• SHORT EXERCISE:
Leave out any picture and return the remaining listing below exactly as given.

• DATA SUPPLIED:
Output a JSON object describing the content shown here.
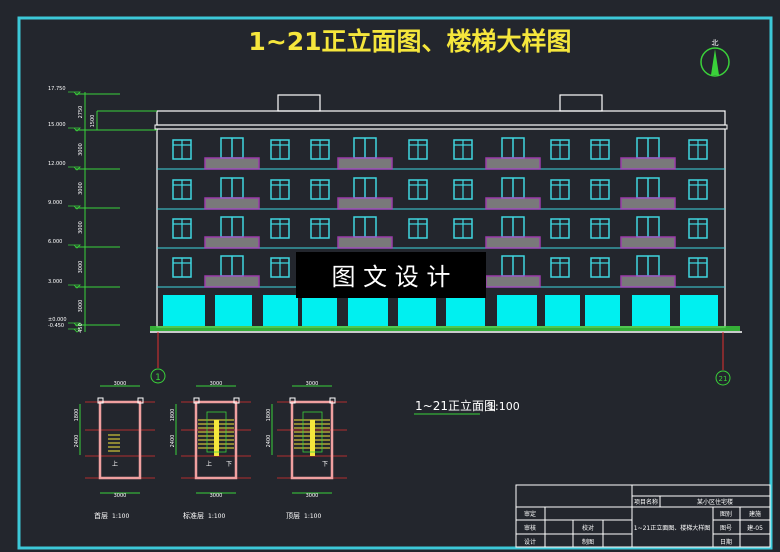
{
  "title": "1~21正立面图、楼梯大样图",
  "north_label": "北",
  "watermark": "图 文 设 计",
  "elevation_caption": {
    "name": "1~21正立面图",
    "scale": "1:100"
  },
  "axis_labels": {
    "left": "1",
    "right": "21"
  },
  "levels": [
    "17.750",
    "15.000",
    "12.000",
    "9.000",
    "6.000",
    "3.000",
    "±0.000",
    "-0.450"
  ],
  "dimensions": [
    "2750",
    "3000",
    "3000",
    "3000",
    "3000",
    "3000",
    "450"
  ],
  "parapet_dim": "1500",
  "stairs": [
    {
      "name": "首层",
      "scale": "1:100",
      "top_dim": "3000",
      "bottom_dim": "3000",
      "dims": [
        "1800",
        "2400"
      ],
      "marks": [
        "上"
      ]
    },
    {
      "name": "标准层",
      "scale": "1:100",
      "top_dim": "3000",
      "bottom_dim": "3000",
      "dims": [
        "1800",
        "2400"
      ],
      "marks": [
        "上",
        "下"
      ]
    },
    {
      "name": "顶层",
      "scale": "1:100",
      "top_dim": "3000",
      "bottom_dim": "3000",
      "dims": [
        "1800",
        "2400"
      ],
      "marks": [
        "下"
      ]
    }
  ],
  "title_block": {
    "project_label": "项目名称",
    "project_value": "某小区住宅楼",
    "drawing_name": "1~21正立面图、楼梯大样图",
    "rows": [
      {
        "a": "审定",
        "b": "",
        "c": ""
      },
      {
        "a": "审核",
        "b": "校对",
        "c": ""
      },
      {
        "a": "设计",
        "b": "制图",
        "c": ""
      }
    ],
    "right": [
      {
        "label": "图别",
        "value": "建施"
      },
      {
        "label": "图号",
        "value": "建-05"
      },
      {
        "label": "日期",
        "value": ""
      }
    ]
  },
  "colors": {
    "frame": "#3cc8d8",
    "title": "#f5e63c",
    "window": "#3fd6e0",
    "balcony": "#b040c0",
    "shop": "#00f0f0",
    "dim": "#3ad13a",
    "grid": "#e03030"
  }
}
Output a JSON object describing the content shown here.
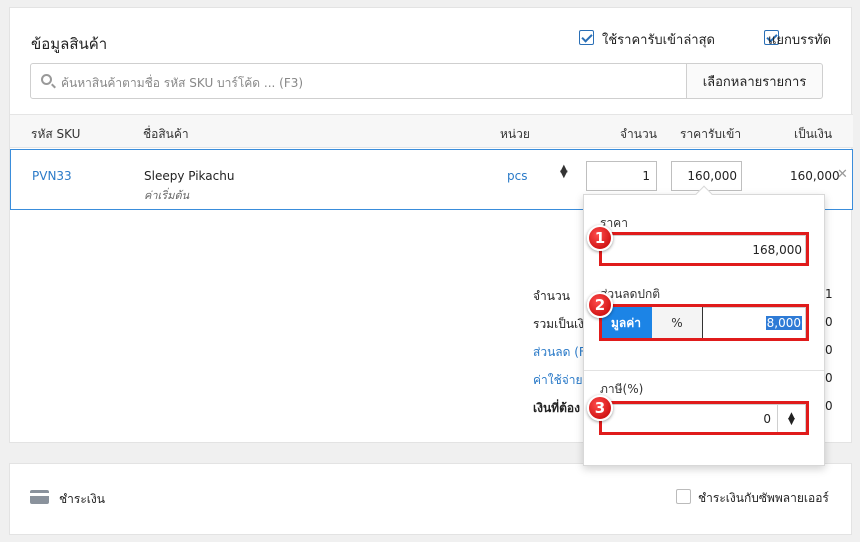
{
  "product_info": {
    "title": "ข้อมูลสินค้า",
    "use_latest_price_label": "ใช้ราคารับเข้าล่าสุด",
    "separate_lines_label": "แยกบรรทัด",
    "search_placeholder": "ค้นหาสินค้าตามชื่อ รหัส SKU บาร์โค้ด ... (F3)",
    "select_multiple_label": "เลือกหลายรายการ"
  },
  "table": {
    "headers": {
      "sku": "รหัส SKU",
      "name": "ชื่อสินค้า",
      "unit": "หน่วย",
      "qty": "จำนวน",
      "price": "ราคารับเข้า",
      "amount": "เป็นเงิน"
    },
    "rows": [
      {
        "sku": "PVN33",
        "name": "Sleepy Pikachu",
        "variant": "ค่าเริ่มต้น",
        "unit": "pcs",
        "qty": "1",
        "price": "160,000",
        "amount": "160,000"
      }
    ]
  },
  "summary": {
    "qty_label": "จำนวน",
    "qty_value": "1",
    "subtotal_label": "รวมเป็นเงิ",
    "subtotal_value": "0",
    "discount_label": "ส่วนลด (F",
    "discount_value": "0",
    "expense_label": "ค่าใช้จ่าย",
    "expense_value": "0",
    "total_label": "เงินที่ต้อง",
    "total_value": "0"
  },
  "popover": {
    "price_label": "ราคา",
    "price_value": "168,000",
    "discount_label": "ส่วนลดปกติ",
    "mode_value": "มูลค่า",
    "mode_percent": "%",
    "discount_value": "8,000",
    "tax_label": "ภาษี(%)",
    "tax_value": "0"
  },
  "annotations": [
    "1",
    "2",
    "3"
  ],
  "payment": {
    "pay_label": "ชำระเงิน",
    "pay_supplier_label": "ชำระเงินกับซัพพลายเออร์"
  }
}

• THE ANSWER:
Output a JSON object describing the content shown here.
{
  "title": "1~21正立面图、楼梯大样图",
  "north_label": "北",
  "watermark": "图 文 设 计",
  "elevation_caption": {
    "name": "1~21正立面图",
    "scale": "1:100"
  },
  "axis_labels": {
    "left": "1",
    "right": "21"
  },
  "levels": [
    "17.750",
    "15.000",
    "12.000",
    "9.000",
    "6.000",
    "3.000",
    "±0.000",
    "-0.450"
  ],
  "dimensions": [
    "2750",
    "3000",
    "3000",
    "3000",
    "3000",
    "3000",
    "450"
  ],
  "parapet_dim": "1500",
  "stairs": [
    {
      "name": "首层",
      "scale": "1:100",
      "top_dim": "3000",
      "bottom_dim": "3000",
      "dims": [
        "1800",
        "2400"
      ],
      "marks": [
        "上"
      ]
    },
    {
      "name": "标准层",
      "scale": "1:100",
      "top_dim": "3000",
      "bottom_dim": "3000",
      "dims": [
        "1800",
        "2400"
      ],
      "marks": [
        "上",
        "下"
      ]
    },
    {
      "name": "顶层",
      "scale": "1:100",
      "top_dim": "3000",
      "bottom_dim": "3000",
      "dims": [
        "1800",
        "2400"
      ],
      "marks": [
        "下"
      ]
    }
  ],
  "title_block": {
    "project_label": "项目名称",
    "project_value": "某小区住宅楼",
    "drawing_name": "1~21正立面图、楼梯大样图",
    "rows": [
      {
        "a": "审定",
        "b": "",
        "c": ""
      },
      {
        "a": "审核",
        "b": "校对",
        "c": ""
      },
      {
        "a": "设计",
        "b": "制图",
        "c": ""
      }
    ],
    "right": [
      {
        "label": "图别",
        "value": "建施"
      },
      {
        "label": "图号",
        "value": "建-05"
      },
      {
        "label": "日期",
        "value": ""
      }
    ]
  },
  "colors": {
    "frame": "#3cc8d8",
    "title": "#f5e63c",
    "window": "#3fd6e0",
    "balcony": "#b040c0",
    "shop": "#00f0f0",
    "dim": "#3ad13a",
    "grid": "#e03030"
  }
}
Output a JSON object describing the content shown here.
{
  "product_info": {
    "title": "ข้อมูลสินค้า",
    "use_latest_price_label": "ใช้ราคารับเข้าล่าสุด",
    "separate_lines_label": "แยกบรรทัด",
    "search_placeholder": "ค้นหาสินค้าตามชื่อ รหัส SKU บาร์โค้ด ... (F3)",
    "select_multiple_label": "เลือกหลายรายการ"
  },
  "table": {
    "headers": {
      "sku": "รหัส SKU",
      "name": "ชื่อสินค้า",
      "unit": "หน่วย",
      "qty": "จำนวน",
      "price": "ราคารับเข้า",
      "amount": "เป็นเงิน"
    },
    "rows": [
      {
        "sku": "PVN33",
        "name": "Sleepy Pikachu",
        "variant": "ค่าเริ่มต้น",
        "unit": "pcs",
        "qty": "1",
        "price": "160,000",
        "amount": "160,000"
      }
    ]
  },
  "summary": {
    "qty_label": "จำนวน",
    "qty_value": "1",
    "subtotal_label": "รวมเป็นเงิ",
    "subtotal_value": "0",
    "discount_label": "ส่วนลด (F",
    "discount_value": "0",
    "expense_label": "ค่าใช้จ่าย",
    "expense_value": "0",
    "total_label": "เงินที่ต้อง",
    "total_value": "0"
  },
  "popover": {
    "price_label": "ราคา",
    "price_value": "168,000",
    "discount_label": "ส่วนลดปกติ",
    "mode_value": "มูลค่า",
    "mode_percent": "%",
    "discount_value": "8,000",
    "tax_label": "ภาษี(%)",
    "tax_value": "0"
  },
  "annotations": [
    "1",
    "2",
    "3"
  ],
  "payment": {
    "pay_label": "ชำระเงิน",
    "pay_supplier_label": "ชำระเงินกับซัพพลายเออร์"
  }
}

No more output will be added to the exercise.